Show all lines of the listing that hold the word "stars".

[Stored data entries]
-----

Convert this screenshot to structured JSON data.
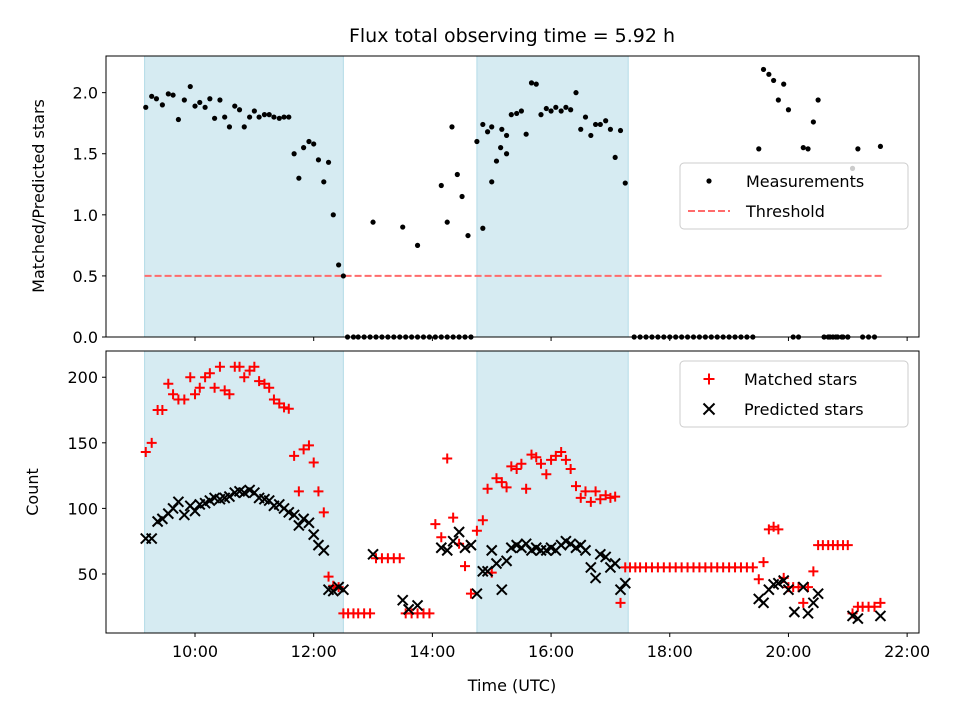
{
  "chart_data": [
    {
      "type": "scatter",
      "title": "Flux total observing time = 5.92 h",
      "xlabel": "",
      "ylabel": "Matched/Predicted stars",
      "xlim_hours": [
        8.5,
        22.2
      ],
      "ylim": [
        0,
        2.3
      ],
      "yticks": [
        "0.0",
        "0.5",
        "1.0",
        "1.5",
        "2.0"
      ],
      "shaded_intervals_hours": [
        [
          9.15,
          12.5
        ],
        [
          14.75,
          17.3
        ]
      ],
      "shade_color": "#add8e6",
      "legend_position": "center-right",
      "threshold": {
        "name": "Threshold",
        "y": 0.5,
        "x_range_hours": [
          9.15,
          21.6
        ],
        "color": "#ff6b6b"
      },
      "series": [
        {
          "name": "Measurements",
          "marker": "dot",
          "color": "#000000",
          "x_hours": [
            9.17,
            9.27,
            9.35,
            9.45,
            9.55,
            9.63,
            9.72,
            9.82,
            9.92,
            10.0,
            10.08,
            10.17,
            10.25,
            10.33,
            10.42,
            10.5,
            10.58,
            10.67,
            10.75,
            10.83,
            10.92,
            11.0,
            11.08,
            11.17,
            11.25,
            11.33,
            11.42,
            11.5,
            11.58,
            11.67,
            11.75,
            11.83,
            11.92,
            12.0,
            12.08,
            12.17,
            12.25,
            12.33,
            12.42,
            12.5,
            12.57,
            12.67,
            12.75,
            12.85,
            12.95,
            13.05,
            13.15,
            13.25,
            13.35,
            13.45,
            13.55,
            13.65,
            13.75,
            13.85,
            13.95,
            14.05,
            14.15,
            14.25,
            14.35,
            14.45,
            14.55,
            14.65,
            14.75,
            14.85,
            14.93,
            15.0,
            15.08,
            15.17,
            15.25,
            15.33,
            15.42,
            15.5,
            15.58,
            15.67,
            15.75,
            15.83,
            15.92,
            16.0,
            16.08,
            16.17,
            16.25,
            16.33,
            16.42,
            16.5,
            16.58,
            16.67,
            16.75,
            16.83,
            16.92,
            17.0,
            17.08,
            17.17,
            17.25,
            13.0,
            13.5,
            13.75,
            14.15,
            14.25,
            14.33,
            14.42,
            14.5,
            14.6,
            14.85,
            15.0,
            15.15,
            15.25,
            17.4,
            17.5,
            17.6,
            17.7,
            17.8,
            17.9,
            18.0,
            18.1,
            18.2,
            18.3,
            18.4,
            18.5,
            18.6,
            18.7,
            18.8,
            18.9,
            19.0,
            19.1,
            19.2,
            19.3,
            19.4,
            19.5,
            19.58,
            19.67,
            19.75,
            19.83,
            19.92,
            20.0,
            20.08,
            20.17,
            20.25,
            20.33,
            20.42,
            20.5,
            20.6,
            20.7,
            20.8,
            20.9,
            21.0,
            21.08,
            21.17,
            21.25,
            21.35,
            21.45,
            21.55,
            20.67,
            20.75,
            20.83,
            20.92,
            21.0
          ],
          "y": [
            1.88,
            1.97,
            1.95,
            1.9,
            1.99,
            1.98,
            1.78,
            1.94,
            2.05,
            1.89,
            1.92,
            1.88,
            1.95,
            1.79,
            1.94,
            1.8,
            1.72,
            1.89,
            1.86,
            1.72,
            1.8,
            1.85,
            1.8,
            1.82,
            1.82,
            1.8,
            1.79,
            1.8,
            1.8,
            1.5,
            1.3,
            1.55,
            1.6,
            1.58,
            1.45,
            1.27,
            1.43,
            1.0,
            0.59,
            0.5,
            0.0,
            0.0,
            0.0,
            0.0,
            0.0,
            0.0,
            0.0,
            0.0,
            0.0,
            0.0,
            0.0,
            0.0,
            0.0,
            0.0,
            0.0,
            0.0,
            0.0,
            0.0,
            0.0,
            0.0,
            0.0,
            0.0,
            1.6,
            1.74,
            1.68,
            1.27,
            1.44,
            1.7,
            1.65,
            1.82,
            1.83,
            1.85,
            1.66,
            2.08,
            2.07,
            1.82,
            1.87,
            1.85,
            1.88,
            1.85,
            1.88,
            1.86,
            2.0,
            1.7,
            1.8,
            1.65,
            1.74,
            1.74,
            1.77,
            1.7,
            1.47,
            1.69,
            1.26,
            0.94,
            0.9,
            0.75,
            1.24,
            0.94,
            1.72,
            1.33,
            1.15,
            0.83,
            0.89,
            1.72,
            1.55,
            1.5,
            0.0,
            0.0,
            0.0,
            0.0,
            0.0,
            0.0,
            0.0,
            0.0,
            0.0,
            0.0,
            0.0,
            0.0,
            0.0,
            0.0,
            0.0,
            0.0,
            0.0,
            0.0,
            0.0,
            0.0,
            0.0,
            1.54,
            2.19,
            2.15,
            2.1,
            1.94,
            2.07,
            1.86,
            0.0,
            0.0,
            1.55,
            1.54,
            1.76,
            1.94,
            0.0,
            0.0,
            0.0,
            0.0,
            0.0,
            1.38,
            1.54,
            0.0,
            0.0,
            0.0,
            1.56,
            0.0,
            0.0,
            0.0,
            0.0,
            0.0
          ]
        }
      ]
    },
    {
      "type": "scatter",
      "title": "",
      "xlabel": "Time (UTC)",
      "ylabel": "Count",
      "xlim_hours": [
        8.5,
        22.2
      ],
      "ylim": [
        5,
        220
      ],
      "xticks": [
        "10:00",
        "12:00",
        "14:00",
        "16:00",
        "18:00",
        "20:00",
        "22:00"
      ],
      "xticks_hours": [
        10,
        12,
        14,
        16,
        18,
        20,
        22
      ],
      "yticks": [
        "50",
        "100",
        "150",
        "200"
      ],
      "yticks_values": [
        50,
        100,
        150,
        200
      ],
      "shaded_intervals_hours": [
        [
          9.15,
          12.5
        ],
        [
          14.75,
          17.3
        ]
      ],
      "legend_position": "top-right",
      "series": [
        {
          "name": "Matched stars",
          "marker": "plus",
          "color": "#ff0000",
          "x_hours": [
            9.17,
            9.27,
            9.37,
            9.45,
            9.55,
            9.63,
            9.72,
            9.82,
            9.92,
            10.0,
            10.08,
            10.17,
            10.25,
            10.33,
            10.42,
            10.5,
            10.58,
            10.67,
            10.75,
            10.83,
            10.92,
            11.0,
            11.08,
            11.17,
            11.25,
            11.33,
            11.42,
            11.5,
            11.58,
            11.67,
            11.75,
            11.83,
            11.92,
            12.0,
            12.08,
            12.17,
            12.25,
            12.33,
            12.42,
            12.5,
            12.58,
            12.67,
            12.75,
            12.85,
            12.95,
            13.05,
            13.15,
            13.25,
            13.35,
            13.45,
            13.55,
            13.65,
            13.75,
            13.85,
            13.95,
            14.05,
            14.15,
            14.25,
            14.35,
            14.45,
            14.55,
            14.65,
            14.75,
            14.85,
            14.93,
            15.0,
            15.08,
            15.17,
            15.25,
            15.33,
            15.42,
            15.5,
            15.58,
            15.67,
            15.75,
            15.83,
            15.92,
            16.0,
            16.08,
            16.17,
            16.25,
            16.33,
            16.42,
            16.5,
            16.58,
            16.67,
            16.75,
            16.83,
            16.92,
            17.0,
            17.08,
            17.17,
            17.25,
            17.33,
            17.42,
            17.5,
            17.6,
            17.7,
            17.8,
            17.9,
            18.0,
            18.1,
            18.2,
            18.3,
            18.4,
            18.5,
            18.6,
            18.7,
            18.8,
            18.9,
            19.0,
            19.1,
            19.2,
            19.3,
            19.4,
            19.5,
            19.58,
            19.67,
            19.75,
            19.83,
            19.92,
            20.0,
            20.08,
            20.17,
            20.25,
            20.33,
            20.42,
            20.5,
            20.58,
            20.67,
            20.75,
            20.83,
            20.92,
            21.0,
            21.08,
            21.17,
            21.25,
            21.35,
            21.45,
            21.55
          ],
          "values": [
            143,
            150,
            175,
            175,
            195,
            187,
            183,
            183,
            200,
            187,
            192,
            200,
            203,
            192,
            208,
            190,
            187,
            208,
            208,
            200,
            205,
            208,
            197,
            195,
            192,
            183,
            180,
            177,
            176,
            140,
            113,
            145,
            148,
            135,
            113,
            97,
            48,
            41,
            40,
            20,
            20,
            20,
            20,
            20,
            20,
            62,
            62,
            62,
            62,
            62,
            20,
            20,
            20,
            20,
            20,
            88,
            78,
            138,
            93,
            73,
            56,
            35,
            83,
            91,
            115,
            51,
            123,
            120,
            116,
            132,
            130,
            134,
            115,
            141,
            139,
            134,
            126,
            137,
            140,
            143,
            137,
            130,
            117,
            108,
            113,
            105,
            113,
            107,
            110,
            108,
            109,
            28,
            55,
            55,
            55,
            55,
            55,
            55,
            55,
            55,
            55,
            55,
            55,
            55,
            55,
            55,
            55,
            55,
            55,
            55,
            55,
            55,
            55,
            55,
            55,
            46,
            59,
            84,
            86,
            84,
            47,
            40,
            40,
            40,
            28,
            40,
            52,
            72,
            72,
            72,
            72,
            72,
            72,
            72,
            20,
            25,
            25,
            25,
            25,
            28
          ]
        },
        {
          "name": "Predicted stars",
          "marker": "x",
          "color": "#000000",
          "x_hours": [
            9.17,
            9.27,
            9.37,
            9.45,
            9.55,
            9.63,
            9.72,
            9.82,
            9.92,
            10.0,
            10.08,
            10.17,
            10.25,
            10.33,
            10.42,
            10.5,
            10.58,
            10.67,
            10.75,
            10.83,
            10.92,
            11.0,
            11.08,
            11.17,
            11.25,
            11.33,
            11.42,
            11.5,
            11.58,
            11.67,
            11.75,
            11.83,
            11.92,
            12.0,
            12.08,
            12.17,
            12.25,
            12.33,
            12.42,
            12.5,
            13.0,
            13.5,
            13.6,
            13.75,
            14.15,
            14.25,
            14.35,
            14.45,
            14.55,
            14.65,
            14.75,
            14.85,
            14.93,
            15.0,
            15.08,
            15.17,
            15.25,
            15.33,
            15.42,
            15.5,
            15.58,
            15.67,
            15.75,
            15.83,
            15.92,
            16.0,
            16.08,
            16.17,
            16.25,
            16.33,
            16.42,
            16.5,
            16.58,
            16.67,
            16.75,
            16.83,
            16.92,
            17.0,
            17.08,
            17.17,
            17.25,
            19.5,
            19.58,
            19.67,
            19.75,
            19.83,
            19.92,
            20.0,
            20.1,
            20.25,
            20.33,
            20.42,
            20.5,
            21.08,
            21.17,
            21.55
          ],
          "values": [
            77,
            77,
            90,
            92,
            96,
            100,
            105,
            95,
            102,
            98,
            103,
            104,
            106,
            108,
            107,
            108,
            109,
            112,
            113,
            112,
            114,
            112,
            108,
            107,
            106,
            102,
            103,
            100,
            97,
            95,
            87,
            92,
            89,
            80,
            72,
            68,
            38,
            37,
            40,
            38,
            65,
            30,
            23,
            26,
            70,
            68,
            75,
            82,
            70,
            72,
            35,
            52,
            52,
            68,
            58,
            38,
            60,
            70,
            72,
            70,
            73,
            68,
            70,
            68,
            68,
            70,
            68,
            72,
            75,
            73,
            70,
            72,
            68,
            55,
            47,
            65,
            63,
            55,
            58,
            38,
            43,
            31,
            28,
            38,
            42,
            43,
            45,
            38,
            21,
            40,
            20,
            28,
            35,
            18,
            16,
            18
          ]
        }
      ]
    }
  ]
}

-----

■ CORRECT ANSWER ■
      "ylabel": "Matched/Predicted stars",
          "name": "Matched stars",
          "name": "Predicted stars",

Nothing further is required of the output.